◆ Given problem ◆
Copy each line below in which the string "Pertes" occurs.

◆ Provided data ◆
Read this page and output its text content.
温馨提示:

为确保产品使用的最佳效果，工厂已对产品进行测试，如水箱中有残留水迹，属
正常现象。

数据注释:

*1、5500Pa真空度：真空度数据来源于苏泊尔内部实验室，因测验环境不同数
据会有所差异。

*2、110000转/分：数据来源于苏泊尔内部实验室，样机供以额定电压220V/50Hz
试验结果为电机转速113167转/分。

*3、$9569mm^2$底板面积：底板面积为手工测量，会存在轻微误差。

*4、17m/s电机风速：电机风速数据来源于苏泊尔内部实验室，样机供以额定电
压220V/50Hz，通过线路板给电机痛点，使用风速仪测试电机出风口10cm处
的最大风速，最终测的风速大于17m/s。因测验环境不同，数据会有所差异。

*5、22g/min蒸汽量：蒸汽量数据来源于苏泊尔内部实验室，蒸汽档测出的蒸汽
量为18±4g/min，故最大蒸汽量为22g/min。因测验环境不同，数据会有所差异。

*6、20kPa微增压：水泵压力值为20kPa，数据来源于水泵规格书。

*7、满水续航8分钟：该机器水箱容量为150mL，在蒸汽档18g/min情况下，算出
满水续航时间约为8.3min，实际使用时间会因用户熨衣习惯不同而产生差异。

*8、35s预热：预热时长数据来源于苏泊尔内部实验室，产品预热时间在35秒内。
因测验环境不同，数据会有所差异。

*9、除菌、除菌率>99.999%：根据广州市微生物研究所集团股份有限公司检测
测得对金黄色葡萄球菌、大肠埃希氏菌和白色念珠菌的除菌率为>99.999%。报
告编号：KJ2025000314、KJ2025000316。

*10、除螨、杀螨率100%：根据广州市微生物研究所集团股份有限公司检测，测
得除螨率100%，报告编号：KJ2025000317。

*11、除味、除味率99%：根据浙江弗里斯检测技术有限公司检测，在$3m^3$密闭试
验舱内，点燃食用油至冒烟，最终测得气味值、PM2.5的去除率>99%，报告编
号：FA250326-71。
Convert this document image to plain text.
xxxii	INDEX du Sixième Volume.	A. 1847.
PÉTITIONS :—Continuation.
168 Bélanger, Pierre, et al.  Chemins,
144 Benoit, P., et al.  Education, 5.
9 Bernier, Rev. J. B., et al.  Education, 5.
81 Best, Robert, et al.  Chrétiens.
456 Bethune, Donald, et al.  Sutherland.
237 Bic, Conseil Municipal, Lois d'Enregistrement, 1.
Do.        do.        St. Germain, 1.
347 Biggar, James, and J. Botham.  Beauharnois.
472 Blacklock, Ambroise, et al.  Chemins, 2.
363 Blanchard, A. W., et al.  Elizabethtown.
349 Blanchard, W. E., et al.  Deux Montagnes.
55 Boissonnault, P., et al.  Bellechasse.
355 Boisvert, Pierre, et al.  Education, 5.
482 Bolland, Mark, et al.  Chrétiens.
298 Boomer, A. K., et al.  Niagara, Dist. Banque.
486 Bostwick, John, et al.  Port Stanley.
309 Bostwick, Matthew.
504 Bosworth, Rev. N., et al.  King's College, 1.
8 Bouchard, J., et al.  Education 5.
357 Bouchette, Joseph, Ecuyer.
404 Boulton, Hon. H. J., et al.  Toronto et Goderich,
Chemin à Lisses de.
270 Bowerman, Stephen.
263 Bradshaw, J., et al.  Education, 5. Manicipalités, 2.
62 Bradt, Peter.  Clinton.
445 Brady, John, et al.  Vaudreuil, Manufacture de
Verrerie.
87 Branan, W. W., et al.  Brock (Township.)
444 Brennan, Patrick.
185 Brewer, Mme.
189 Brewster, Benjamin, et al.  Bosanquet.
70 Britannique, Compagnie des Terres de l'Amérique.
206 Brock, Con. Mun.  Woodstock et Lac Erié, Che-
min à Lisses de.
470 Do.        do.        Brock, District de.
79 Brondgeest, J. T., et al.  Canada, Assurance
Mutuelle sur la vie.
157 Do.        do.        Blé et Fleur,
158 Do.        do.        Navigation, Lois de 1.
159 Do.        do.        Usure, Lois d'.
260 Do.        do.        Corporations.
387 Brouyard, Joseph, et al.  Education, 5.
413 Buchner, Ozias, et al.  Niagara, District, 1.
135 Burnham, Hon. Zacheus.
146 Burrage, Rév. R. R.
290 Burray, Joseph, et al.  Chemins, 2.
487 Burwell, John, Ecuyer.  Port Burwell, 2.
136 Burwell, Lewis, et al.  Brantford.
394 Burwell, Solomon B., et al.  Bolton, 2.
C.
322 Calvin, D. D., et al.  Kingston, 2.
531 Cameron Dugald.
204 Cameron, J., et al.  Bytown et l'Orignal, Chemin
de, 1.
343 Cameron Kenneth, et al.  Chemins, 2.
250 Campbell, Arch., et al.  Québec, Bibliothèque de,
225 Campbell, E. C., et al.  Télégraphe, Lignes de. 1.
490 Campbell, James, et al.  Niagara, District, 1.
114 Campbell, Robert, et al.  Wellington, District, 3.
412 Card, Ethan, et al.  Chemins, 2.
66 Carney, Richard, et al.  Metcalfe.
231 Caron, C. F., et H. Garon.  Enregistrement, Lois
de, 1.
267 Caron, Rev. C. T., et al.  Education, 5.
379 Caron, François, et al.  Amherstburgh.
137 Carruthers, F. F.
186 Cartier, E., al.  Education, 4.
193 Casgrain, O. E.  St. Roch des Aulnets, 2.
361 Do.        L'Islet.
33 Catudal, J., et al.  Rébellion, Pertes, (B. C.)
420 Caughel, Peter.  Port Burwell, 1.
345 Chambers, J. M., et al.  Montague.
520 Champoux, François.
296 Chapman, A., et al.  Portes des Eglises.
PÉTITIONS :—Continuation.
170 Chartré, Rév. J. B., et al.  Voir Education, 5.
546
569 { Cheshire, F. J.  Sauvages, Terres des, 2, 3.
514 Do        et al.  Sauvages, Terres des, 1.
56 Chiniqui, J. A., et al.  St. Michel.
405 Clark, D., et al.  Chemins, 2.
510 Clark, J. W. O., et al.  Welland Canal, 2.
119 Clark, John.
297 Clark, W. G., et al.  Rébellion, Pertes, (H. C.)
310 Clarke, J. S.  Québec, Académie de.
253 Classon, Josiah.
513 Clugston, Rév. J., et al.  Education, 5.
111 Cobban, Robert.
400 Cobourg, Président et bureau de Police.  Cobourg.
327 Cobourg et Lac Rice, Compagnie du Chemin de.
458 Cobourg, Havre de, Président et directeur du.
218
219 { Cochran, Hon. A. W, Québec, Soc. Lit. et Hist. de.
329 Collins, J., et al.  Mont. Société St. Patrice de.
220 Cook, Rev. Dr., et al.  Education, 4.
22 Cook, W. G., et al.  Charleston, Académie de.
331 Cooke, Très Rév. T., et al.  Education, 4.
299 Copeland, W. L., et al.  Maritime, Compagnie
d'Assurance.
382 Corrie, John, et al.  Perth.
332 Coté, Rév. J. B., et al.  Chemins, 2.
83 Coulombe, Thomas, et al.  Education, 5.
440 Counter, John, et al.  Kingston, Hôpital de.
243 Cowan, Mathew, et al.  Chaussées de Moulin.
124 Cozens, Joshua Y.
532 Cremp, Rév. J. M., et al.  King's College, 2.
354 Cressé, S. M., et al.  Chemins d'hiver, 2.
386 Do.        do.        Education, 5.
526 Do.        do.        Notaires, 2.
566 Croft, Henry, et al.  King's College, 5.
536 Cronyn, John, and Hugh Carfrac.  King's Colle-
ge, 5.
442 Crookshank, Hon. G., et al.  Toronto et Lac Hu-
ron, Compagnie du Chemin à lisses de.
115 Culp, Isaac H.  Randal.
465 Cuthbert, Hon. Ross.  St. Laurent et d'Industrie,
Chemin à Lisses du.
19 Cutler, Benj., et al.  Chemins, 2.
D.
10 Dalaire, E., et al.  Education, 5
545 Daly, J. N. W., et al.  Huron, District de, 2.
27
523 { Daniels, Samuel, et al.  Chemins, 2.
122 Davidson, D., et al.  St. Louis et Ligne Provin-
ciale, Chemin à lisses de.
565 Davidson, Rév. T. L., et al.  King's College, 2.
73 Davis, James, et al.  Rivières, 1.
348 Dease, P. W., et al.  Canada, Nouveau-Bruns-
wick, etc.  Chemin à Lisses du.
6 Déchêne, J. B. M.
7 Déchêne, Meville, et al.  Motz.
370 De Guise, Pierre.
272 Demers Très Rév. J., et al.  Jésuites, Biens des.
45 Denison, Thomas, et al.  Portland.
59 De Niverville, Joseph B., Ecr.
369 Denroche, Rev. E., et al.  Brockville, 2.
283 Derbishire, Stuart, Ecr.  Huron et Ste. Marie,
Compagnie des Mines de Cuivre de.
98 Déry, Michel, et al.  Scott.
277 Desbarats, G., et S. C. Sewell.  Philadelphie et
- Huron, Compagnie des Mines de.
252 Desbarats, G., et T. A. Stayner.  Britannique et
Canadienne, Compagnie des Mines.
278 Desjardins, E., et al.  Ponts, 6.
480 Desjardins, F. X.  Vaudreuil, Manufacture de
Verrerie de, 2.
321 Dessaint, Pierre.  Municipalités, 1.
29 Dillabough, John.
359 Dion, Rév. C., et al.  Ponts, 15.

◆ Task result ◆
33 Catudal, J., et al.  Rébellion, Pertes, (B. C.)
297 Clark, W. G., et al.  Rébellion, Pertes, (H. C.)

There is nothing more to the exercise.